• **DIRECTIONS**: Copy out all of the material, matching it word for word.

* * *

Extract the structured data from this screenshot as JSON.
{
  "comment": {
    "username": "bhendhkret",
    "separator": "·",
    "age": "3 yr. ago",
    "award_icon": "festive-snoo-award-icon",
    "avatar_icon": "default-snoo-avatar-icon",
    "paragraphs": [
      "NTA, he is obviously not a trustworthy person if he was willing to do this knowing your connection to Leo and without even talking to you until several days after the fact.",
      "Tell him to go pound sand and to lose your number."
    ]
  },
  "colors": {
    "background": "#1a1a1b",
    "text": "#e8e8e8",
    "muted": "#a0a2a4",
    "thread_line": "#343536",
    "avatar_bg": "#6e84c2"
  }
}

* * *

• **COMPLETE OUTPUT**:
Extract the structured data from this screenshot as JSON.
{
  "comment": {
    "username": "bhendhkret",
    "separator": "·",
    "age": "3 yr. ago",
    "award_icon": "festive-snoo-award-icon",
    "avatar_icon": "default-snoo-avatar-icon",
    "paragraphs": [
      "NTA, he is obviously not a trustworthy person if he was willing to do this knowing your connection to Leo and without even talking to you until several days after the fact.",
      "Tell him to go pound sand and to lose your number."
    ]
  },
  "colors": {
    "background": "#1a1a1b",
    "text": "#e8e8e8",
    "muted": "#a0a2a4",
    "thread_line": "#343536",
    "avatar_bg": "#6e84c2"
  }
}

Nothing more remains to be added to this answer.